··· Dataset extract ···

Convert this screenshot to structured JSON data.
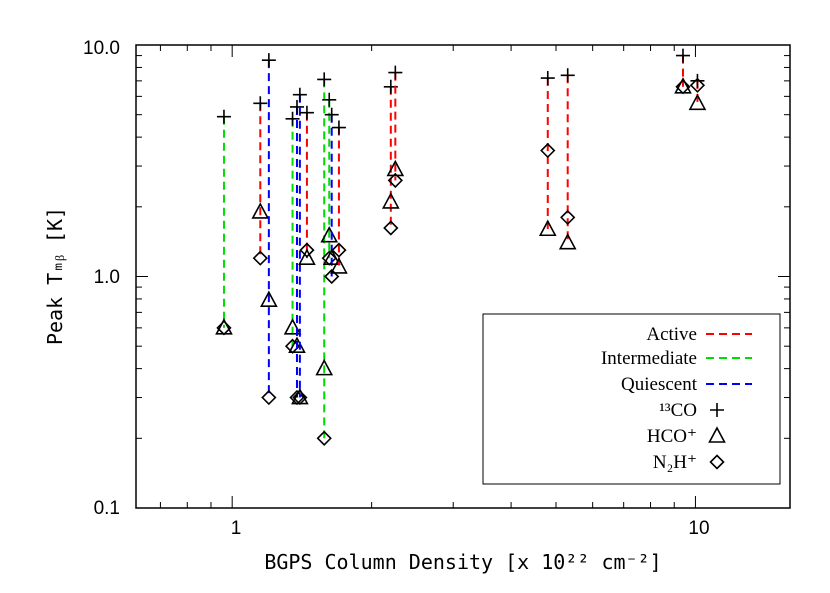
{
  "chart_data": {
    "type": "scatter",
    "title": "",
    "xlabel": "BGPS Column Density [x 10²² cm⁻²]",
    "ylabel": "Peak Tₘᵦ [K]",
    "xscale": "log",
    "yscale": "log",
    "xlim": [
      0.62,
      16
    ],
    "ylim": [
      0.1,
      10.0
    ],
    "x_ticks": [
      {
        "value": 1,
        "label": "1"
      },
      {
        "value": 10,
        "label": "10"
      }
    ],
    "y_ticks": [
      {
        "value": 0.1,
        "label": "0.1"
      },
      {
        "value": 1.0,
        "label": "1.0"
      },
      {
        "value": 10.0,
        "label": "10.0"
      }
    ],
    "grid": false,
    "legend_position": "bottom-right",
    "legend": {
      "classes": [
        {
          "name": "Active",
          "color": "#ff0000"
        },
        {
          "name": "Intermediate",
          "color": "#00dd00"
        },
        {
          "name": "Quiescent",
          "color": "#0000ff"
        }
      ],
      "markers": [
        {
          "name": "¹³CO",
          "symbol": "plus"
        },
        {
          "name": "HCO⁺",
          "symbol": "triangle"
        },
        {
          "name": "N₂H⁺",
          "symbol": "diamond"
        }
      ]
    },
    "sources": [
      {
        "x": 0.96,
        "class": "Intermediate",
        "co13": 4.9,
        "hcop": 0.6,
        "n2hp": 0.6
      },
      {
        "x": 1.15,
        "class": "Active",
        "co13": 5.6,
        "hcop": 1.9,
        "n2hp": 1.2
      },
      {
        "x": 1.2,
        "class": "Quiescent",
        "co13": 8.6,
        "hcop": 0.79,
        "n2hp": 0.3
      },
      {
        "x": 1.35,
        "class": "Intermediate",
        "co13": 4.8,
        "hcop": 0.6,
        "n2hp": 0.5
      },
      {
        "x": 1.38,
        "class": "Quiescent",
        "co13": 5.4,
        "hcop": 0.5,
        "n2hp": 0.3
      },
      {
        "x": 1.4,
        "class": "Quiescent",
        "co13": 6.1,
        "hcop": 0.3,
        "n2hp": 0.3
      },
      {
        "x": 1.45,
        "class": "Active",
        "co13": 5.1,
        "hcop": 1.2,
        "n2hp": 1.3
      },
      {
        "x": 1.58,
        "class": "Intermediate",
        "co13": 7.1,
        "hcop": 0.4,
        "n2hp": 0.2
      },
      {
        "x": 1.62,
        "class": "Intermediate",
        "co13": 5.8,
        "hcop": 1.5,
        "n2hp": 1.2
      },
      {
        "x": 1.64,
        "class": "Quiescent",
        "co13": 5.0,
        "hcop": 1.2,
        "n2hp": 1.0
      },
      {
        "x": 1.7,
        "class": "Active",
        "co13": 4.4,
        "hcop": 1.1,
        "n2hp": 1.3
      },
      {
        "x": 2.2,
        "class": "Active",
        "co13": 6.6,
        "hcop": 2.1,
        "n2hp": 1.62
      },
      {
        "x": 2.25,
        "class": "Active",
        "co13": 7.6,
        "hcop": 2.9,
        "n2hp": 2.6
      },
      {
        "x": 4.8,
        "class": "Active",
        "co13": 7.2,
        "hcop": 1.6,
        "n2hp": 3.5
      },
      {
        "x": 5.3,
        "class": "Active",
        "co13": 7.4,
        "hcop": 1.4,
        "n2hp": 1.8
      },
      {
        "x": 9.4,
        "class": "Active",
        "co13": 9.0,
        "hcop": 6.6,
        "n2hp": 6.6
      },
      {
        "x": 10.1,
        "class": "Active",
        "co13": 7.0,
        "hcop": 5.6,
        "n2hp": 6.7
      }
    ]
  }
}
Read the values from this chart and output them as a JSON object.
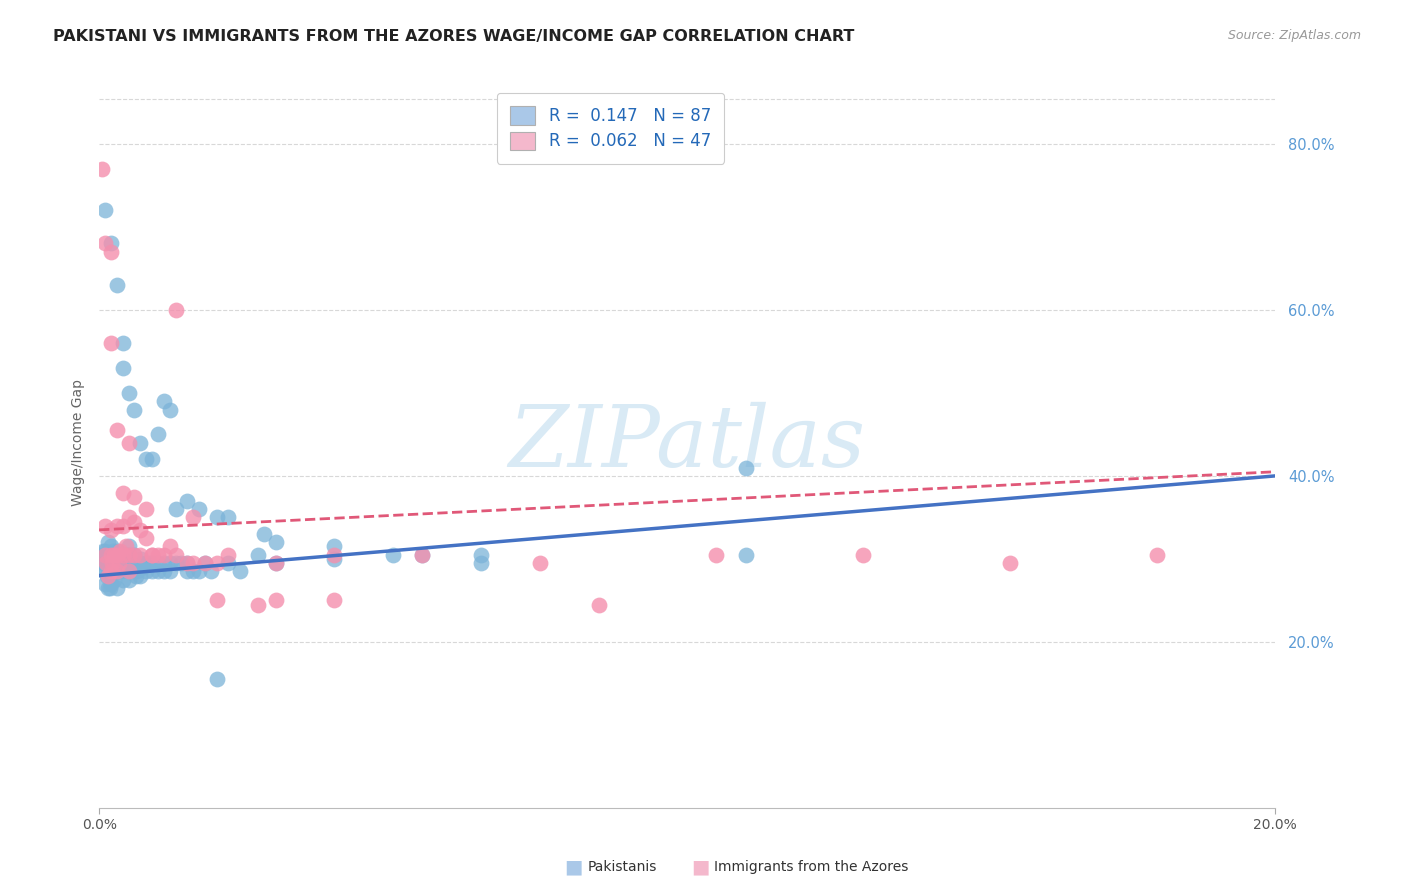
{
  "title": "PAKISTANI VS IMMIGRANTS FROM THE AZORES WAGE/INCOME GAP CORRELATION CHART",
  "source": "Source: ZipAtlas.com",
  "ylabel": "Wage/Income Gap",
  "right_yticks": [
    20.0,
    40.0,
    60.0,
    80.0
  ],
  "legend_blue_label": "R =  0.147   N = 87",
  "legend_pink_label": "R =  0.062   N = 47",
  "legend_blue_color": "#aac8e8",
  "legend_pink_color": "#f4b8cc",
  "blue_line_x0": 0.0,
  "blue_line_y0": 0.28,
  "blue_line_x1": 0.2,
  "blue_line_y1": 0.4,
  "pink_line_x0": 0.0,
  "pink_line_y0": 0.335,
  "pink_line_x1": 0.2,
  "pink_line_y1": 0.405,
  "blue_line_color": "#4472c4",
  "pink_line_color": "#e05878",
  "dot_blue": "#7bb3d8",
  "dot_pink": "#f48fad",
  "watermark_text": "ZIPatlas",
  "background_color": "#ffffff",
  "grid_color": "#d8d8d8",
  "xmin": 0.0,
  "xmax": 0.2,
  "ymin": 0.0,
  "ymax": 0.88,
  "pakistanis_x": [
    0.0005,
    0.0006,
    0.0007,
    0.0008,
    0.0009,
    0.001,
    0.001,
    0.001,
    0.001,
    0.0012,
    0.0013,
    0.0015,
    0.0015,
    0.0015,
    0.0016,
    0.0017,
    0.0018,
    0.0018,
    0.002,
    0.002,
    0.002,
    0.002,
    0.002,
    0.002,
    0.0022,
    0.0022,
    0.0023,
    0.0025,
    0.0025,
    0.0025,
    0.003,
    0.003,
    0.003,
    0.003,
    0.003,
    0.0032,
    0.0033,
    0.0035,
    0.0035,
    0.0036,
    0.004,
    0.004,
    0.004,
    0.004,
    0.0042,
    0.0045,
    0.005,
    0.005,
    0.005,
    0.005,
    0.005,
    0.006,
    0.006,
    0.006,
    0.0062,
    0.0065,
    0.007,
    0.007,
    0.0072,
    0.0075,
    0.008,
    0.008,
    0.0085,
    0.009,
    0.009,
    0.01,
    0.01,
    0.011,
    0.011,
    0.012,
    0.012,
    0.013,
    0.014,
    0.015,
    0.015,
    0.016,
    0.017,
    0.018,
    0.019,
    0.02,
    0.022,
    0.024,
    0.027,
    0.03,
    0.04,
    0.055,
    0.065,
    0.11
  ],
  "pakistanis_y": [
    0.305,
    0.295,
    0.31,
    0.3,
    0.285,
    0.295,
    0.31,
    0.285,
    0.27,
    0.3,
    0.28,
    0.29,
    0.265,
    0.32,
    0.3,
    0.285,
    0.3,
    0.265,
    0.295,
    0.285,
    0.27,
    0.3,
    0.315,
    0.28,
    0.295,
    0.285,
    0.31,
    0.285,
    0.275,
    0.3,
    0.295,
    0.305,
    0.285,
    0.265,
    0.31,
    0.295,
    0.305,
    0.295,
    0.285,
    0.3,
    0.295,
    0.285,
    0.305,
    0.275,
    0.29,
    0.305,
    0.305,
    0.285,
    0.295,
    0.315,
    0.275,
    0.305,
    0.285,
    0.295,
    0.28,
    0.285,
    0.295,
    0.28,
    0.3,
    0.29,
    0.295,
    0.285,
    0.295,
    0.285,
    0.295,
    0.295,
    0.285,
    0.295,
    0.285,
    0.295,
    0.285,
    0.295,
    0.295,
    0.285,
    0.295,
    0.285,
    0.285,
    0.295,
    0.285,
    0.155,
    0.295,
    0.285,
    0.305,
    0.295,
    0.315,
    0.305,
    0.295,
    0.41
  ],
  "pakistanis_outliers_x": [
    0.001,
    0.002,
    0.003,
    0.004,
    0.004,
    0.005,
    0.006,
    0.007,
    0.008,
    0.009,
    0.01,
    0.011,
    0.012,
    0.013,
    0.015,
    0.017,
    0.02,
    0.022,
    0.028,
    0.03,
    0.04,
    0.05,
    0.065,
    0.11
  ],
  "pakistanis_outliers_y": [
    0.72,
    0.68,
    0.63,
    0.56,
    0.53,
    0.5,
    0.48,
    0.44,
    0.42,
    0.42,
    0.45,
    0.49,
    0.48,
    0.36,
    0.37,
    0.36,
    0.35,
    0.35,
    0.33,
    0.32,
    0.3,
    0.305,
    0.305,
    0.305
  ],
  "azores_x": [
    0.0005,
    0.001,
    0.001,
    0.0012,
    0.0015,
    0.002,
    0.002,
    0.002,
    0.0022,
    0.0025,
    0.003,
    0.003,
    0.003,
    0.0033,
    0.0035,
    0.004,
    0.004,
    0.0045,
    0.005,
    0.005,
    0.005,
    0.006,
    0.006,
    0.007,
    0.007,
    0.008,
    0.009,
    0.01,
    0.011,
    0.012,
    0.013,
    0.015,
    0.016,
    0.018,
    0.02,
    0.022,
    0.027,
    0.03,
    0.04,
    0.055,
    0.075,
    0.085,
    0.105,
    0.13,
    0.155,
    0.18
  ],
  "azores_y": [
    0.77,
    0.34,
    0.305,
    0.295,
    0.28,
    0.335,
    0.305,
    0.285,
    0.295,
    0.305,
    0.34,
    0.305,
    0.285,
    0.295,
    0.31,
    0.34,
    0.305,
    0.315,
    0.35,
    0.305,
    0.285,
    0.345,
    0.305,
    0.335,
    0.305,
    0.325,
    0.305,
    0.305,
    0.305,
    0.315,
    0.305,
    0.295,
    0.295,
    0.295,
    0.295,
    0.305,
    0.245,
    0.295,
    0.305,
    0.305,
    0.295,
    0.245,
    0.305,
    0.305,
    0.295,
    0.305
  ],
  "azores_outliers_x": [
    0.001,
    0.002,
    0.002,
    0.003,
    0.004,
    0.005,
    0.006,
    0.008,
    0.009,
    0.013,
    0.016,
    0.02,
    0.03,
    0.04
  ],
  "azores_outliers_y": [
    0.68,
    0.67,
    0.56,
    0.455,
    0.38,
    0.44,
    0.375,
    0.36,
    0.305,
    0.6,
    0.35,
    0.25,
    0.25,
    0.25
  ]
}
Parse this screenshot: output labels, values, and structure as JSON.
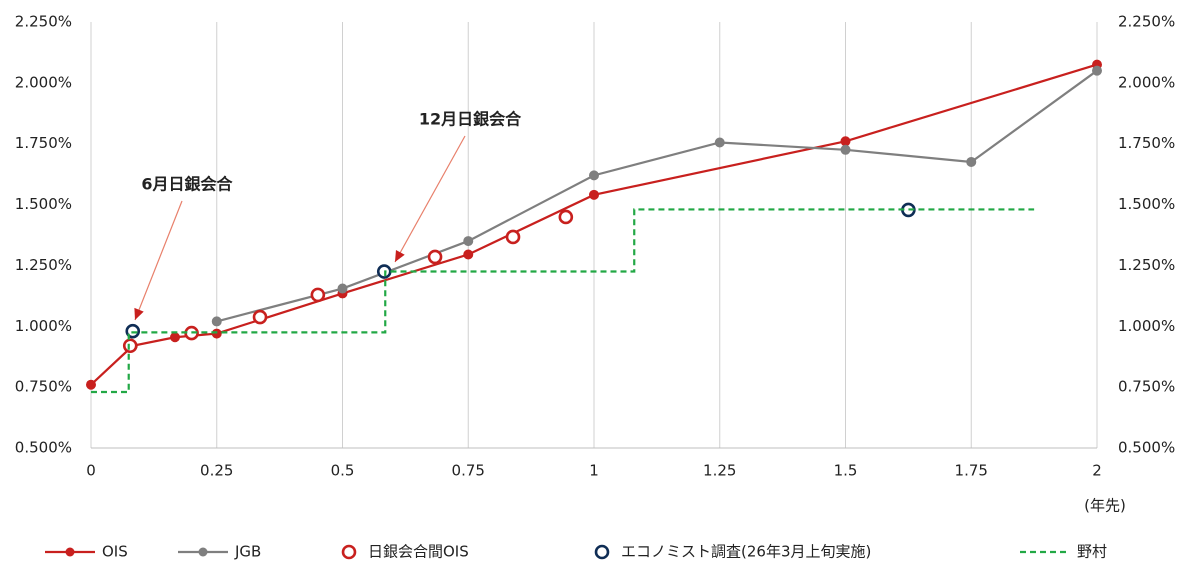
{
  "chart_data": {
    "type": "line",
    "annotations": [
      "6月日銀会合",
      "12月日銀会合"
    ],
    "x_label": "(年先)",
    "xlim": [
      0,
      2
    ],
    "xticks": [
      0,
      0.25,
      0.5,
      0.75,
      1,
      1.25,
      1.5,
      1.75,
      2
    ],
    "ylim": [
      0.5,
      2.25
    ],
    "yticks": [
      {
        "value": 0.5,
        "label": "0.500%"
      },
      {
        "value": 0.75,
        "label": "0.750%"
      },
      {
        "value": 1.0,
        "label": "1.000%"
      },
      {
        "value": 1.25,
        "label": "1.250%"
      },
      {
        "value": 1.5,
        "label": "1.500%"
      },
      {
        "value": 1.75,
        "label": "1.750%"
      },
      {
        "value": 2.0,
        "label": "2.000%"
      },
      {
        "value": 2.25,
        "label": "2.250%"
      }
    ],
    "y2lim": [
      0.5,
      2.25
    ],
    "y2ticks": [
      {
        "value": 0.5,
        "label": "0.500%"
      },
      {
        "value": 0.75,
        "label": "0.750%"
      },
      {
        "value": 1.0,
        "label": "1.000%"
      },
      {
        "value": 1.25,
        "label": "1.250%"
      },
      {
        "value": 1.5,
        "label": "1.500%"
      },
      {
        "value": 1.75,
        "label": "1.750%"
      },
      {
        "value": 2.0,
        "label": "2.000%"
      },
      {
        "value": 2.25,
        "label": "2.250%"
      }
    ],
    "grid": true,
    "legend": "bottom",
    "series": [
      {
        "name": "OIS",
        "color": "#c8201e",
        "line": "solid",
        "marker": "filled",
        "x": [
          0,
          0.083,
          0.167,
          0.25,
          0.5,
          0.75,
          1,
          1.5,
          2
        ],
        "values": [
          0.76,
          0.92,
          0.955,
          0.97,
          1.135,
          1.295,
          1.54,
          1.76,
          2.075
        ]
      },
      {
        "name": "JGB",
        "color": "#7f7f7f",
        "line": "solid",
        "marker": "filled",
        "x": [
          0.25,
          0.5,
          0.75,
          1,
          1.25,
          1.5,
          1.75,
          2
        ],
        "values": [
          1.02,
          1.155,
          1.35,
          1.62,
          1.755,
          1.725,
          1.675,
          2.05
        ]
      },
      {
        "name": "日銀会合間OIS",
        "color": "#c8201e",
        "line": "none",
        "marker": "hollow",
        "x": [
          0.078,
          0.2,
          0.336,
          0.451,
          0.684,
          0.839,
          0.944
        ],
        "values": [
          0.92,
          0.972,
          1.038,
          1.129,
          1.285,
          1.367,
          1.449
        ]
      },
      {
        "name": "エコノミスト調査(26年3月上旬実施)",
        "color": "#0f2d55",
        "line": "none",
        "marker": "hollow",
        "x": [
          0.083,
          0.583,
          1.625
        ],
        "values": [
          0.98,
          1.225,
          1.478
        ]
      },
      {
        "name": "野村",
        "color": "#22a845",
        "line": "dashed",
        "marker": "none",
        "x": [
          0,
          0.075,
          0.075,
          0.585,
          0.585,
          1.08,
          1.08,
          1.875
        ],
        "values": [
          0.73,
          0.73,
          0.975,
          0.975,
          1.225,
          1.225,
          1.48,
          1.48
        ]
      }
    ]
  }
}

···

Exercise objective — For each line above that contains the word "output", copy that line.

Written solution —
Read the values from this chart and output them as a JSON object.
Parse this screenshot: output labels, values, and structure as JSON.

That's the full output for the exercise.